*Problem details*:
Go to the line containing "Transcribe this image's" below; retype it and all following lines exactly, and leave out the pictures.

** Begin Exercise material **

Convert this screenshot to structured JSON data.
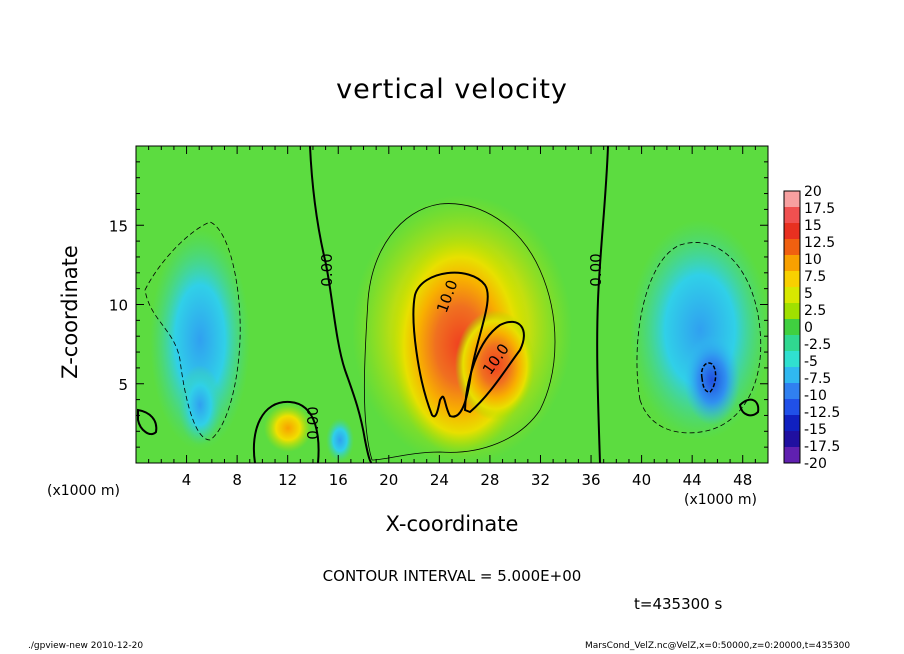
{
  "chart_data": {
    "type": "heatmap",
    "title": "vertical velocity",
    "xlabel": "X-coordinate",
    "ylabel": "Z-coordinate",
    "x_unit_label": "(x1000 m)",
    "y_unit_label": "(x1000 m)",
    "xlim": [
      0,
      50
    ],
    "ylim": [
      0,
      20
    ],
    "x_ticks": [
      4,
      8,
      12,
      16,
      20,
      24,
      28,
      32,
      36,
      40,
      44,
      48
    ],
    "y_ticks": [
      5,
      10,
      15
    ],
    "colorbar": {
      "levels": [
        "20",
        "17.5",
        "15",
        "12.5",
        "10",
        "7.5",
        "5",
        "2.5",
        "0",
        "-2.5",
        "-5",
        "-7.5",
        "-10",
        "-12.5",
        "-15",
        "-17.5",
        "-20"
      ],
      "colors": [
        "#f7a0a0",
        "#f05050",
        "#e83020",
        "#f06010",
        "#f8a000",
        "#f8d000",
        "#d8e800",
        "#a0e000",
        "#40d040",
        "#30d890",
        "#30e0d0",
        "#30b8f0",
        "#3080f0",
        "#2050e8",
        "#1020c0",
        "#2010a0",
        "#6020b0"
      ]
    },
    "contour_labels": [
      "0.00",
      "0.00",
      "10.0",
      "10.0",
      "0.00"
    ],
    "contour_interval": "CONTOUR INTERVAL = 5.000E+00",
    "time": "t=435300 s",
    "grid": false
  },
  "footer": {
    "left": "./gpview-new  2010-12-20",
    "right": "MarsCond_VelZ.nc@VelZ,x=0:50000,z=0:20000,t=435300"
  }
}
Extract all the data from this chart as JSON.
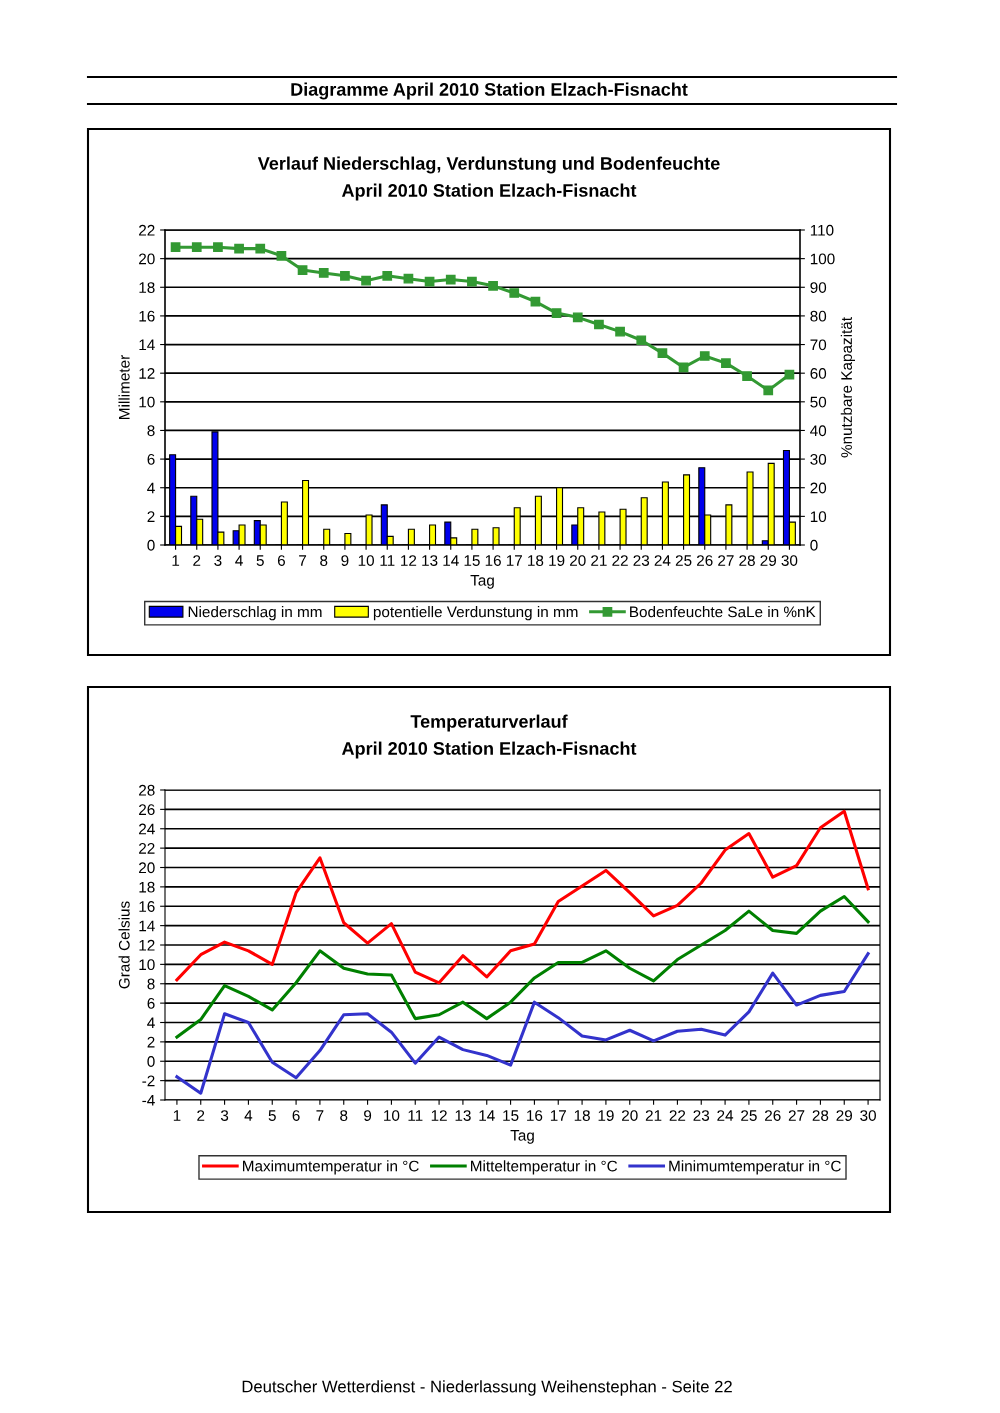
{
  "chart_data": [
    {
      "type": "bar",
      "title": "Verlauf Niederschlag, Verdunstung und Bodenfeuchte",
      "subtitle": "April 2010 Station Elzach-Fisnacht",
      "xlabel": "Tag",
      "ylabel": "Millimeter",
      "y2label": "%nutzbare Kapazität",
      "annotations": [
        "Diagramme April 2010 Station Elzach-Fisnacht"
      ],
      "categories": [
        "1",
        "2",
        "3",
        "4",
        "5",
        "6",
        "7",
        "8",
        "9",
        "10",
        "11",
        "12",
        "13",
        "14",
        "15",
        "16",
        "17",
        "18",
        "19",
        "20",
        "21",
        "22",
        "23",
        "24",
        "25",
        "26",
        "27",
        "28",
        "29",
        "30"
      ],
      "series": [
        {
          "name": "Niederschlag in mm",
          "color": "#0000ee",
          "values": [
            6.3,
            3.4,
            7.9,
            1.0,
            1.7,
            0,
            0,
            0,
            0,
            0,
            2.8,
            0,
            0,
            1.6,
            0,
            0,
            0,
            0,
            0,
            1.4,
            0,
            0,
            0,
            0,
            0,
            5.4,
            0,
            0,
            0.3,
            6.6
          ]
        },
        {
          "name": "potentielle Verdunstung in mm",
          "color": "#ffff00",
          "values": [
            1.3,
            1.8,
            0.9,
            1.4,
            1.4,
            3.0,
            4.5,
            1.1,
            0.8,
            2.1,
            0.6,
            1.1,
            1.4,
            0.5,
            1.1,
            1.2,
            2.6,
            3.4,
            4.0,
            2.6,
            2.3,
            2.5,
            3.3,
            4.4,
            4.9,
            2.1,
            2.8,
            5.1,
            5.7,
            1.6
          ]
        },
        {
          "name": "Bodenfeuchte SaLe in %nK",
          "color": "#339933",
          "type": "line",
          "axis": "y2",
          "marker": "square",
          "values": [
            104,
            104,
            104,
            103.5,
            103.5,
            101,
            96,
            95,
            94,
            92.3,
            94,
            93,
            92,
            92.7,
            92,
            90.5,
            88,
            85,
            81,
            79.5,
            77,
            74.5,
            71.5,
            67,
            62,
            66,
            63.5,
            59,
            54,
            59.5
          ]
        }
      ],
      "ylim": [
        0,
        22
      ],
      "yticks": [
        0,
        2,
        4,
        6,
        8,
        10,
        12,
        14,
        16,
        18,
        20,
        22
      ],
      "y2lim": [
        0,
        110
      ],
      "y2ticks": [
        0,
        10,
        20,
        30,
        40,
        50,
        60,
        70,
        80,
        90,
        100,
        110
      ],
      "grid": "y",
      "legend": "bottom"
    },
    {
      "type": "line",
      "title": "Temperaturverlauf",
      "subtitle": "April 2010 Station Elzach-Fisnacht",
      "xlabel": "Tag",
      "ylabel": "Grad Celsius",
      "annotations": [
        "Deutscher Wetterdienst - Niederlassung Weihenstephan - Seite 22"
      ],
      "categories": [
        "1",
        "2",
        "3",
        "4",
        "5",
        "6",
        "7",
        "8",
        "9",
        "10",
        "11",
        "12",
        "13",
        "14",
        "15",
        "16",
        "17",
        "18",
        "19",
        "20",
        "21",
        "22",
        "23",
        "24",
        "25",
        "26",
        "27",
        "28",
        "29",
        "30"
      ],
      "series": [
        {
          "name": "Maximumtemperatur in °C",
          "color": "#ff0000",
          "values": [
            8.4,
            11.0,
            12.3,
            11.4,
            10.0,
            17.4,
            21.0,
            14.3,
            12.2,
            14.2,
            9.2,
            8.1,
            10.9,
            8.7,
            11.4,
            12.1,
            16.5,
            18.1,
            19.7,
            17.4,
            15.0,
            16.1,
            18.4,
            21.8,
            23.5,
            19.0,
            20.2,
            24.1,
            25.8,
            17.8
          ]
        },
        {
          "name": "Mitteltemperatur in °C",
          "color": "#008000",
          "values": [
            2.5,
            4.3,
            7.8,
            6.7,
            5.3,
            8.1,
            11.4,
            9.6,
            9.0,
            8.9,
            4.4,
            4.8,
            6.1,
            4.4,
            6.1,
            8.6,
            10.2,
            10.2,
            11.4,
            9.6,
            8.3,
            10.5,
            12.0,
            13.5,
            15.5,
            13.5,
            13.2,
            15.5,
            17.0,
            14.4
          ]
        },
        {
          "name": "Minimumtemperatur in °C",
          "color": "#3333cc",
          "values": [
            -1.6,
            -3.3,
            4.9,
            4.0,
            -0.1,
            -1.7,
            1.1,
            4.8,
            4.9,
            3.0,
            -0.2,
            2.5,
            1.2,
            0.6,
            -0.4,
            6.1,
            4.5,
            2.6,
            2.2,
            3.2,
            2.1,
            3.1,
            3.3,
            2.7,
            5.1,
            9.1,
            5.8,
            6.8,
            7.2,
            11.1
          ]
        }
      ],
      "ylim": [
        -4,
        28
      ],
      "yticks": [
        -4,
        -2,
        0,
        2,
        4,
        6,
        8,
        10,
        12,
        14,
        16,
        18,
        20,
        22,
        24,
        26,
        28
      ],
      "grid": "y",
      "legend": "bottom"
    }
  ]
}
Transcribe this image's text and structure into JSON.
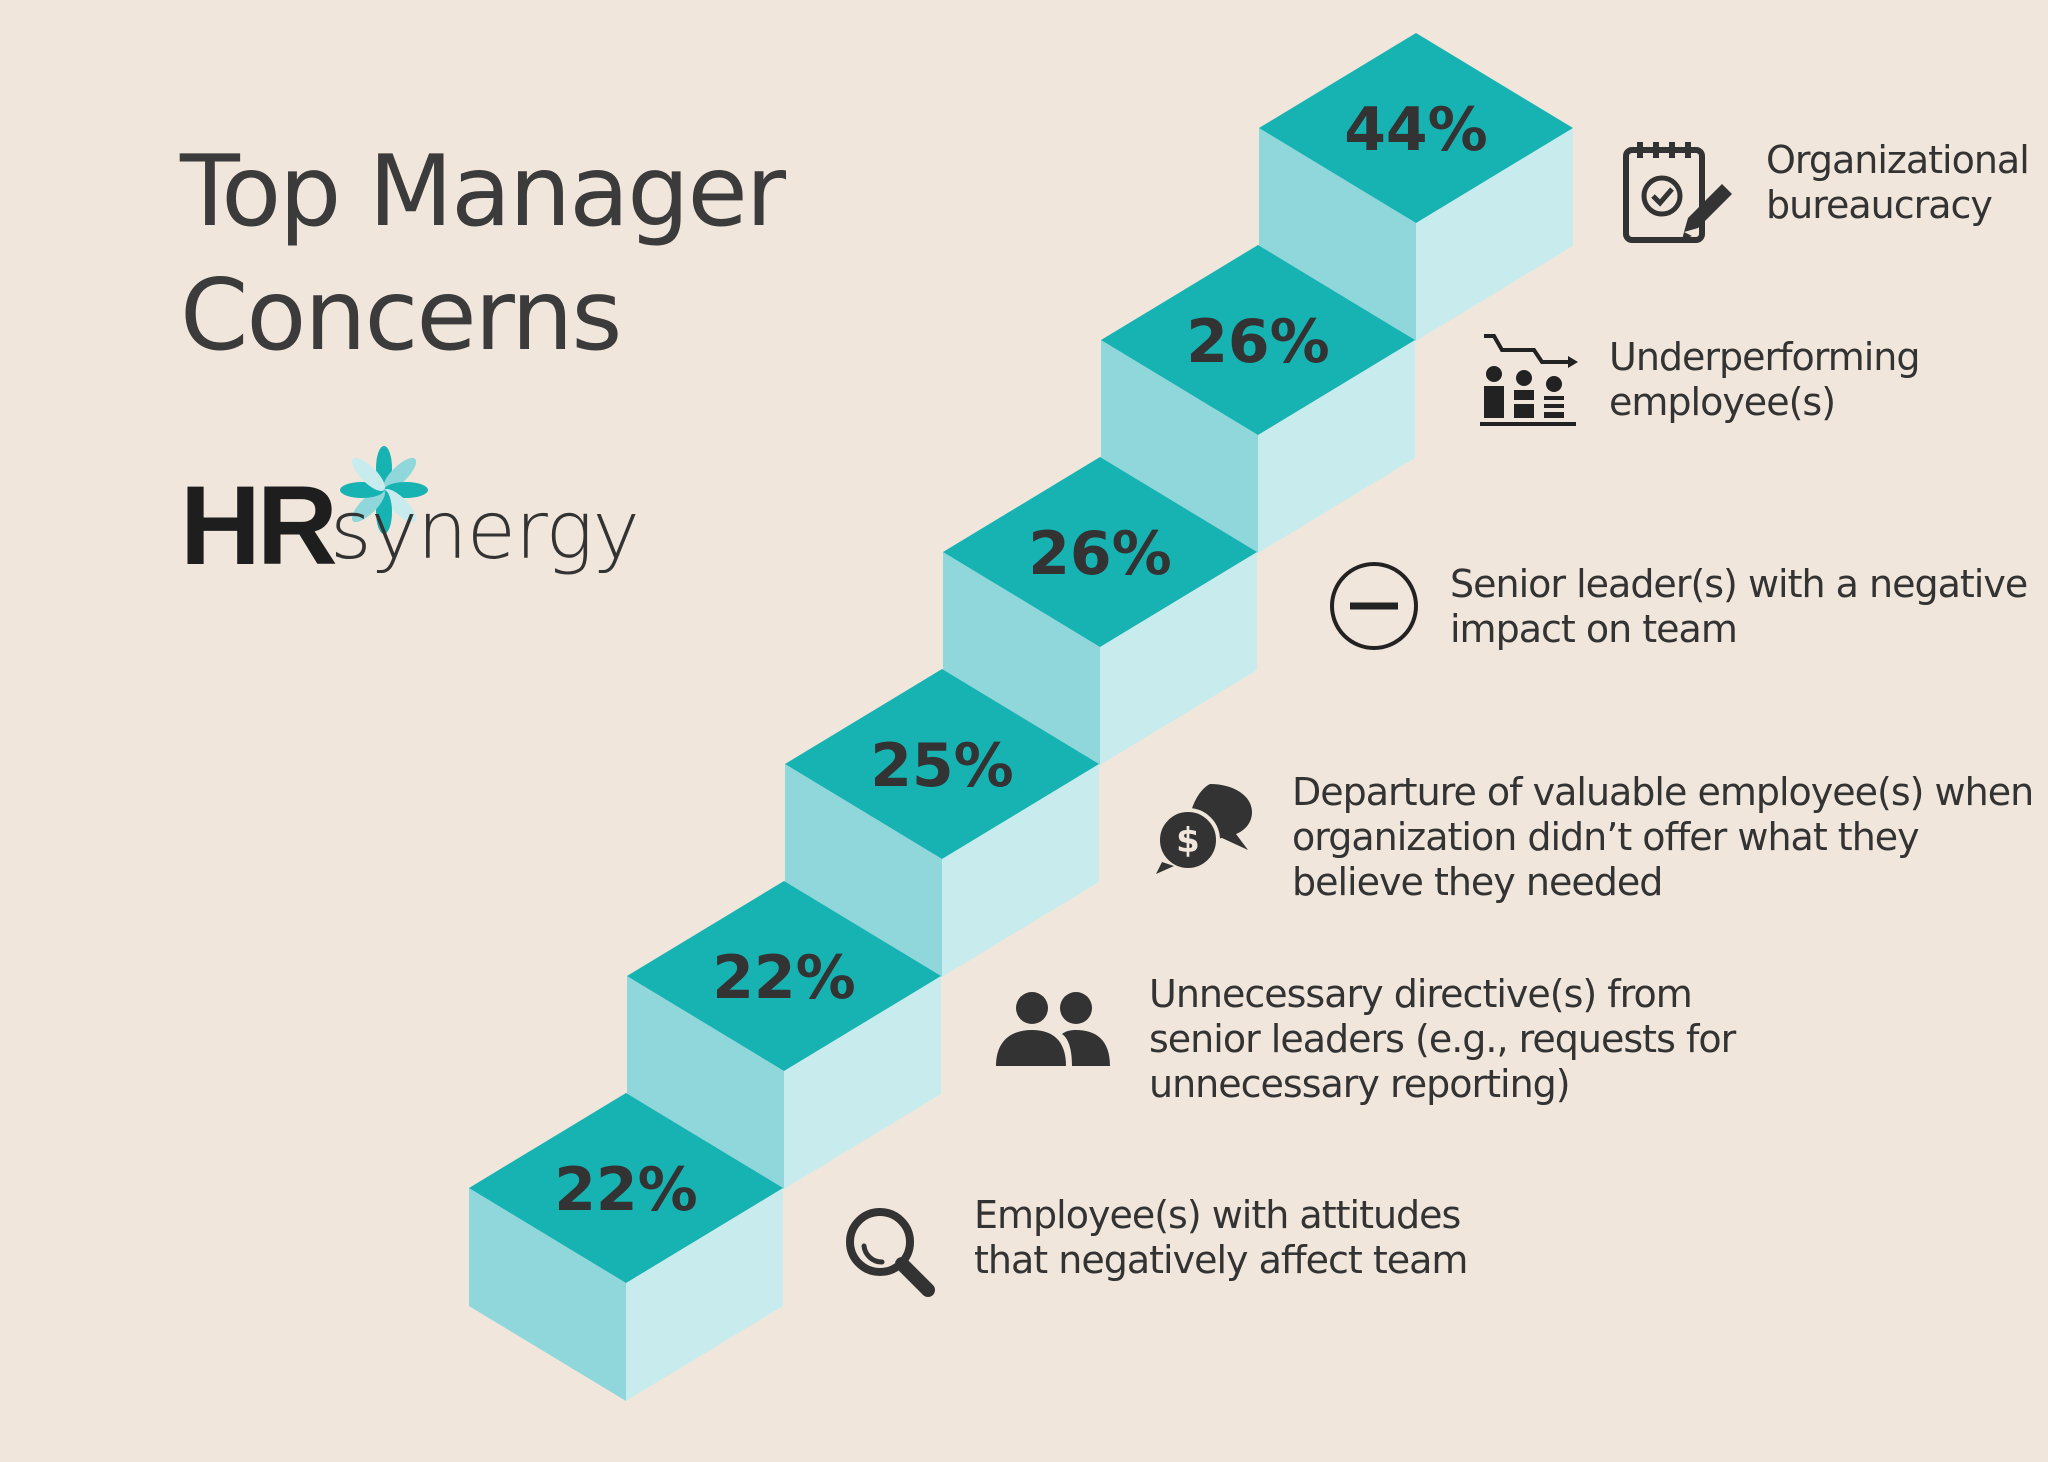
{
  "title": [
    "Top Manager",
    "Concerns"
  ],
  "logo": {
    "bold": "HR",
    "light": "synergy"
  },
  "colors": {
    "background": "#f0e6db",
    "top_face": "#17b3b3",
    "left_face": "#8fd7db",
    "right_face": "#c8ecee",
    "text": "#333333"
  },
  "steps": [
    {
      "value": "22%",
      "lines": [
        "Employee(s) with attitudes",
        "that negatively affect team"
      ],
      "icon": "magnifier-icon"
    },
    {
      "value": "22%",
      "lines": [
        "Unnecessary directive(s) from",
        "senior leaders (e.g., requests for",
        "unnecessary reporting)"
      ],
      "icon": "people-icon"
    },
    {
      "value": "25%",
      "lines": [
        "Departure of valuable employee(s) when",
        "organization didn’t offer what they",
        "believe they needed"
      ],
      "icon": "chat-dollar-icon"
    },
    {
      "value": "26%",
      "lines": [
        "Senior leader(s) with a negative",
        "impact on team"
      ],
      "icon": "minus-circle-icon"
    },
    {
      "value": "26%",
      "lines": [
        "Underperforming",
        "employee(s)"
      ],
      "icon": "performance-chart-icon"
    },
    {
      "value": "44%",
      "lines": [
        "Organizational",
        "bureaucracy"
      ],
      "icon": "calendar-edit-icon"
    }
  ]
}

** End Exercise material **

*Answer to this exercise*:
Transcribe this image's text and structure into JSON.
{
  "title": [
    "Top Manager",
    "Concerns"
  ],
  "logo": {
    "bold": "HR",
    "light": "synergy"
  },
  "colors": {
    "background": "#f0e6db",
    "top_face": "#17b3b3",
    "left_face": "#8fd7db",
    "right_face": "#c8ecee",
    "text": "#333333"
  },
  "steps": [
    {
      "value": "22%",
      "lines": [
        "Employee(s) with attitudes",
        "that negatively affect team"
      ],
      "icon": "magnifier-icon"
    },
    {
      "value": "22%",
      "lines": [
        "Unnecessary directive(s) from",
        "senior leaders (e.g., requests for",
        "unnecessary reporting)"
      ],
      "icon": "people-icon"
    },
    {
      "value": "25%",
      "lines": [
        "Departure of valuable employee(s) when",
        "organization didn’t offer what they",
        "believe they needed"
      ],
      "icon": "chat-dollar-icon"
    },
    {
      "value": "26%",
      "lines": [
        "Senior leader(s) with a negative",
        "impact on team"
      ],
      "icon": "minus-circle-icon"
    },
    {
      "value": "26%",
      "lines": [
        "Underperforming",
        "employee(s)"
      ],
      "icon": "performance-chart-icon"
    },
    {
      "value": "44%",
      "lines": [
        "Organizational",
        "bureaucracy"
      ],
      "icon": "calendar-edit-icon"
    }
  ]
}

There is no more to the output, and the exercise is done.